▼

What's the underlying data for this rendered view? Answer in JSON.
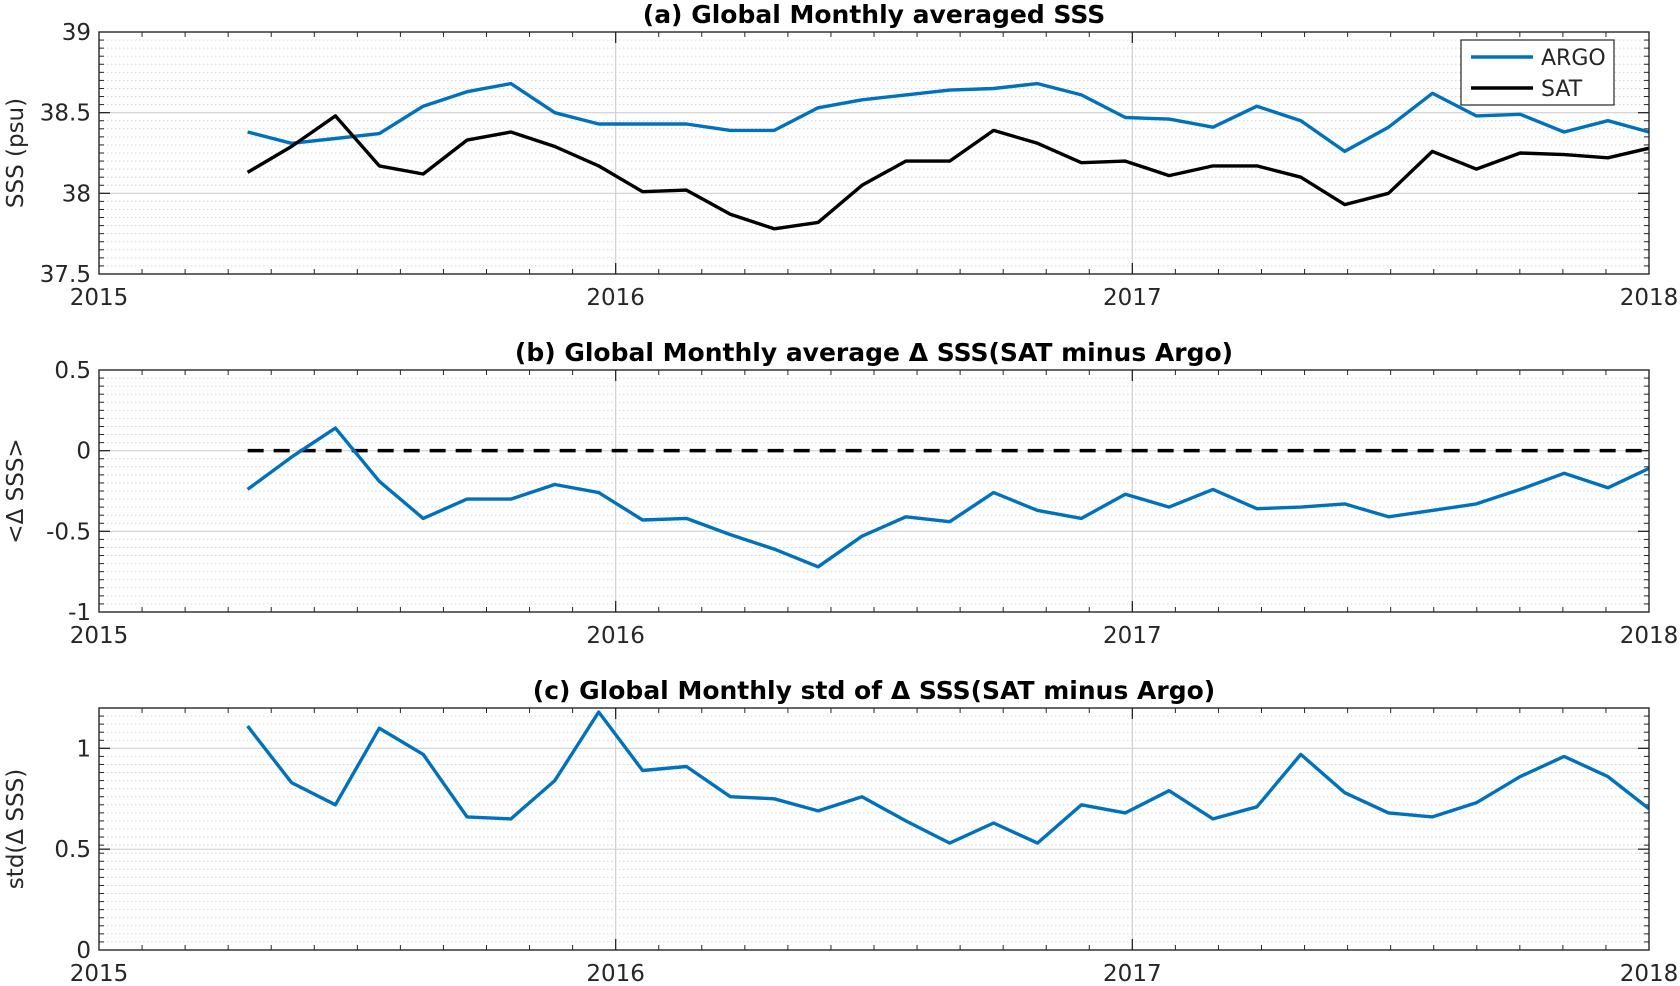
{
  "chart_data": [
    {
      "type": "line",
      "title": "(a) Global Monthly averaged SSS",
      "xlabel": "",
      "ylabel": "SSS (psu)",
      "xlim": [
        2015,
        2018
      ],
      "ylim": [
        37.5,
        39
      ],
      "xticks": [
        "2015",
        "2016",
        "2017",
        "2018"
      ],
      "yticks": [
        "37.5",
        "38",
        "38.5",
        "39"
      ],
      "grid": true,
      "legend": "top-right",
      "x": [
        2015.2877,
        2015.3726,
        2015.4575,
        2015.5425,
        2015.6274,
        2015.7123,
        2015.7973,
        2015.8822,
        2015.9671,
        2016.0521,
        2016.137,
        2016.2219,
        2016.3068,
        2016.3918,
        2016.4767,
        2016.5616,
        2016.6466,
        2016.7315,
        2016.8164,
        2016.9014,
        2016.9863,
        2017.0712,
        2017.1562,
        2017.2411,
        2017.326,
        2017.411,
        2017.4959,
        2017.5808,
        2017.6658,
        2017.7507,
        2017.8356,
        2017.9205,
        2018.0
      ],
      "series": [
        {
          "name": "ARGO",
          "color": "#0072BD",
          "values": [
            38.38,
            38.31,
            38.34,
            38.37,
            38.54,
            38.63,
            38.68,
            38.5,
            38.43,
            38.43,
            38.43,
            38.39,
            38.39,
            38.53,
            38.58,
            38.61,
            38.64,
            38.65,
            38.68,
            38.61,
            38.47,
            38.46,
            38.41,
            38.54,
            38.45,
            38.26,
            38.41,
            38.62,
            38.48,
            38.49,
            38.38,
            38.45,
            38.38
          ]
        },
        {
          "name": "SAT",
          "color": "#000000",
          "values": [
            38.13,
            38.29,
            38.48,
            38.17,
            38.12,
            38.33,
            38.38,
            38.29,
            38.17,
            38.01,
            38.02,
            37.87,
            37.78,
            37.82,
            38.05,
            38.2,
            38.2,
            38.39,
            38.31,
            38.19,
            38.2,
            38.11,
            38.17,
            38.17,
            38.1,
            37.93,
            38.0,
            38.26,
            38.15,
            38.25,
            38.24,
            38.22,
            38.28
          ]
        }
      ]
    },
    {
      "type": "line",
      "title": "(b) Global Monthly average Δ SSS(SAT minus Argo)",
      "xlabel": "",
      "ylabel": "<Δ SSS>",
      "xlim": [
        2015,
        2018
      ],
      "ylim": [
        -1,
        0.5
      ],
      "xticks": [
        "2015",
        "2016",
        "2017",
        "2018"
      ],
      "yticks": [
        "-1",
        "-0.5",
        "0",
        "0.5"
      ],
      "grid": true,
      "reference_line": {
        "y": 0,
        "style": "dashed",
        "color": "#000000",
        "from": 2015.2877,
        "to": 2018.0
      },
      "x": [
        2015.2877,
        2015.3726,
        2015.4575,
        2015.5425,
        2015.6274,
        2015.7123,
        2015.7973,
        2015.8822,
        2015.9671,
        2016.0521,
        2016.137,
        2016.2219,
        2016.3068,
        2016.3918,
        2016.4767,
        2016.5616,
        2016.6466,
        2016.7315,
        2016.8164,
        2016.9014,
        2016.9863,
        2017.0712,
        2017.1562,
        2017.2411,
        2017.326,
        2017.411,
        2017.4959,
        2017.5808,
        2017.6658,
        2017.7507,
        2017.8356,
        2017.9205,
        2018.0
      ],
      "series": [
        {
          "color": "#0072BD",
          "values": [
            -0.24,
            -0.04,
            0.14,
            -0.19,
            -0.42,
            -0.3,
            -0.3,
            -0.21,
            -0.26,
            -0.43,
            -0.42,
            -0.52,
            -0.61,
            -0.72,
            -0.53,
            -0.41,
            -0.44,
            -0.26,
            -0.37,
            -0.42,
            -0.27,
            -0.35,
            -0.24,
            -0.36,
            -0.35,
            -0.33,
            -0.41,
            -0.37,
            -0.33,
            -0.24,
            -0.14,
            -0.23,
            -0.11
          ]
        }
      ]
    },
    {
      "type": "line",
      "title": "(c) Global Monthly std of Δ SSS(SAT minus Argo)",
      "xlabel": "",
      "ylabel": "std(Δ SSS)",
      "xlim": [
        2015,
        2018
      ],
      "ylim": [
        0,
        1.2
      ],
      "xticks": [
        "2015",
        "2016",
        "2017",
        "2018"
      ],
      "yticks": [
        "0",
        "0.5",
        "1"
      ],
      "grid": true,
      "x": [
        2015.2877,
        2015.3726,
        2015.4575,
        2015.5425,
        2015.6274,
        2015.7123,
        2015.7973,
        2015.8822,
        2015.9671,
        2016.0521,
        2016.137,
        2016.2219,
        2016.3068,
        2016.3918,
        2016.4767,
        2016.5616,
        2016.6466,
        2016.7315,
        2016.8164,
        2016.9014,
        2016.9863,
        2017.0712,
        2017.1562,
        2017.2411,
        2017.326,
        2017.411,
        2017.4959,
        2017.5808,
        2017.6658,
        2017.7507,
        2017.8356,
        2017.9205,
        2018.0
      ],
      "series": [
        {
          "color": "#0072BD",
          "values": [
            1.11,
            0.83,
            0.72,
            1.1,
            0.97,
            0.66,
            0.65,
            0.84,
            1.18,
            0.89,
            0.91,
            0.76,
            0.75,
            0.69,
            0.76,
            0.64,
            0.53,
            0.63,
            0.53,
            0.72,
            0.68,
            0.79,
            0.65,
            0.71,
            0.97,
            0.78,
            0.68,
            0.66,
            0.73,
            0.86,
            0.96,
            0.86,
            0.7
          ]
        }
      ]
    }
  ]
}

▲

- Work to complete
Leave out the pictures and retype every line above exactly.

- Solution below
What's the underlying data for this rendered view? Answer in JSON.
{
  "chart_data": [
    {
      "type": "line",
      "title": "(a) Global Monthly averaged SSS",
      "xlabel": "",
      "ylabel": "SSS (psu)",
      "xlim": [
        2015,
        2018
      ],
      "ylim": [
        37.5,
        39
      ],
      "xticks": [
        "2015",
        "2016",
        "2017",
        "2018"
      ],
      "yticks": [
        "37.5",
        "38",
        "38.5",
        "39"
      ],
      "grid": true,
      "legend": "top-right",
      "x": [
        2015.2877,
        2015.3726,
        2015.4575,
        2015.5425,
        2015.6274,
        2015.7123,
        2015.7973,
        2015.8822,
        2015.9671,
        2016.0521,
        2016.137,
        2016.2219,
        2016.3068,
        2016.3918,
        2016.4767,
        2016.5616,
        2016.6466,
        2016.7315,
        2016.8164,
        2016.9014,
        2016.9863,
        2017.0712,
        2017.1562,
        2017.2411,
        2017.326,
        2017.411,
        2017.4959,
        2017.5808,
        2017.6658,
        2017.7507,
        2017.8356,
        2017.9205,
        2018.0
      ],
      "series": [
        {
          "name": "ARGO",
          "color": "#0072BD",
          "values": [
            38.38,
            38.31,
            38.34,
            38.37,
            38.54,
            38.63,
            38.68,
            38.5,
            38.43,
            38.43,
            38.43,
            38.39,
            38.39,
            38.53,
            38.58,
            38.61,
            38.64,
            38.65,
            38.68,
            38.61,
            38.47,
            38.46,
            38.41,
            38.54,
            38.45,
            38.26,
            38.41,
            38.62,
            38.48,
            38.49,
            38.38,
            38.45,
            38.38
          ]
        },
        {
          "name": "SAT",
          "color": "#000000",
          "values": [
            38.13,
            38.29,
            38.48,
            38.17,
            38.12,
            38.33,
            38.38,
            38.29,
            38.17,
            38.01,
            38.02,
            37.87,
            37.78,
            37.82,
            38.05,
            38.2,
            38.2,
            38.39,
            38.31,
            38.19,
            38.2,
            38.11,
            38.17,
            38.17,
            38.1,
            37.93,
            38.0,
            38.26,
            38.15,
            38.25,
            38.24,
            38.22,
            38.28
          ]
        }
      ]
    },
    {
      "type": "line",
      "title": "(b) Global Monthly average Δ SSS(SAT minus Argo)",
      "xlabel": "",
      "ylabel": "<Δ SSS>",
      "xlim": [
        2015,
        2018
      ],
      "ylim": [
        -1,
        0.5
      ],
      "xticks": [
        "2015",
        "2016",
        "2017",
        "2018"
      ],
      "yticks": [
        "-1",
        "-0.5",
        "0",
        "0.5"
      ],
      "grid": true,
      "reference_line": {
        "y": 0,
        "style": "dashed",
        "color": "#000000",
        "from": 2015.2877,
        "to": 2018.0
      },
      "x": [
        2015.2877,
        2015.3726,
        2015.4575,
        2015.5425,
        2015.6274,
        2015.7123,
        2015.7973,
        2015.8822,
        2015.9671,
        2016.0521,
        2016.137,
        2016.2219,
        2016.3068,
        2016.3918,
        2016.4767,
        2016.5616,
        2016.6466,
        2016.7315,
        2016.8164,
        2016.9014,
        2016.9863,
        2017.0712,
        2017.1562,
        2017.2411,
        2017.326,
        2017.411,
        2017.4959,
        2017.5808,
        2017.6658,
        2017.7507,
        2017.8356,
        2017.9205,
        2018.0
      ],
      "series": [
        {
          "color": "#0072BD",
          "values": [
            -0.24,
            -0.04,
            0.14,
            -0.19,
            -0.42,
            -0.3,
            -0.3,
            -0.21,
            -0.26,
            -0.43,
            -0.42,
            -0.52,
            -0.61,
            -0.72,
            -0.53,
            -0.41,
            -0.44,
            -0.26,
            -0.37,
            -0.42,
            -0.27,
            -0.35,
            -0.24,
            -0.36,
            -0.35,
            -0.33,
            -0.41,
            -0.37,
            -0.33,
            -0.24,
            -0.14,
            -0.23,
            -0.11
          ]
        }
      ]
    },
    {
      "type": "line",
      "title": "(c) Global Monthly std of Δ SSS(SAT minus Argo)",
      "xlabel": "",
      "ylabel": "std(Δ SSS)",
      "xlim": [
        2015,
        2018
      ],
      "ylim": [
        0,
        1.2
      ],
      "xticks": [
        "2015",
        "2016",
        "2017",
        "2018"
      ],
      "yticks": [
        "0",
        "0.5",
        "1"
      ],
      "grid": true,
      "x": [
        2015.2877,
        2015.3726,
        2015.4575,
        2015.5425,
        2015.6274,
        2015.7123,
        2015.7973,
        2015.8822,
        2015.9671,
        2016.0521,
        2016.137,
        2016.2219,
        2016.3068,
        2016.3918,
        2016.4767,
        2016.5616,
        2016.6466,
        2016.7315,
        2016.8164,
        2016.9014,
        2016.9863,
        2017.0712,
        2017.1562,
        2017.2411,
        2017.326,
        2017.411,
        2017.4959,
        2017.5808,
        2017.6658,
        2017.7507,
        2017.8356,
        2017.9205,
        2018.0
      ],
      "series": [
        {
          "color": "#0072BD",
          "values": [
            1.11,
            0.83,
            0.72,
            1.1,
            0.97,
            0.66,
            0.65,
            0.84,
            1.18,
            0.89,
            0.91,
            0.76,
            0.75,
            0.69,
            0.76,
            0.64,
            0.53,
            0.63,
            0.53,
            0.72,
            0.68,
            0.79,
            0.65,
            0.71,
            0.97,
            0.78,
            0.68,
            0.66,
            0.73,
            0.86,
            0.96,
            0.86,
            0.7
          ]
        }
      ]
    }
  ]
}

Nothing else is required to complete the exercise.